(Collected data entries)
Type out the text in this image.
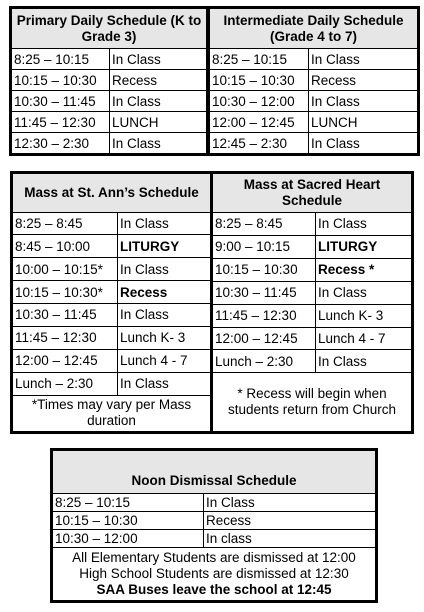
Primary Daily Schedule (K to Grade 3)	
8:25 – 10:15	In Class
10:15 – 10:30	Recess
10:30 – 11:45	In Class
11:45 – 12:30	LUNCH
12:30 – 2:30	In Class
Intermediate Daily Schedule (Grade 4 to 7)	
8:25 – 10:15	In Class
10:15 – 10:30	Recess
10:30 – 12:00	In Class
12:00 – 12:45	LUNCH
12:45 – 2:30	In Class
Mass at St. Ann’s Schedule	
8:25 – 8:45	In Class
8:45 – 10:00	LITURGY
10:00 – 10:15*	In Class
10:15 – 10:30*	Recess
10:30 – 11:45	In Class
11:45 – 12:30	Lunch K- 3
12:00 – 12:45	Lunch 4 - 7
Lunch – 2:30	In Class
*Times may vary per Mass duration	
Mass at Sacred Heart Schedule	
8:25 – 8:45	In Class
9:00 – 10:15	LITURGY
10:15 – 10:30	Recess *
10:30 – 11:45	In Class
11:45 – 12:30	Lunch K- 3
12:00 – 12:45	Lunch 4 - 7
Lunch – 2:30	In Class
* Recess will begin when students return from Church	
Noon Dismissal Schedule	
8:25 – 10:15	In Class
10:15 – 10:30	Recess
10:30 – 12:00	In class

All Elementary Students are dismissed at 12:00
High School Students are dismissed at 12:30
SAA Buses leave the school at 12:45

* [Written request]: Copy each line above precisely, dropping the pictures.

* [Written reply]:
Type out the text in this image.
Primary Daily Schedule (K to Grade 3)	
8:25 – 10:15	In Class
10:15 – 10:30	Recess
10:30 – 11:45	In Class
11:45 – 12:30	LUNCH
12:30 – 2:30	In Class
Intermediate Daily Schedule (Grade 4 to 7)	
8:25 – 10:15	In Class
10:15 – 10:30	Recess
10:30 – 12:00	In Class
12:00 – 12:45	LUNCH
12:45 – 2:30	In Class
Mass at St. Ann’s Schedule	
8:25 – 8:45	In Class
8:45 – 10:00	LITURGY
10:00 – 10:15*	In Class
10:15 – 10:30*	Recess
10:30 – 11:45	In Class
11:45 – 12:30	Lunch K- 3
12:00 – 12:45	Lunch 4 - 7
Lunch – 2:30	In Class
*Times may vary per Mass duration	
Mass at Sacred Heart Schedule	
8:25 – 8:45	In Class
9:00 – 10:15	LITURGY
10:15 – 10:30	Recess *
10:30 – 11:45	In Class
11:45 – 12:30	Lunch K- 3
12:00 – 12:45	Lunch 4 - 7
Lunch – 2:30	In Class
* Recess will begin when students return from Church	
Noon Dismissal Schedule	
8:25 – 10:15	In Class
10:15 – 10:30	Recess
10:30 – 12:00	In class

All Elementary Students are dismissed at 12:00
High School Students are dismissed at 12:30
SAA Buses leave the school at 12:45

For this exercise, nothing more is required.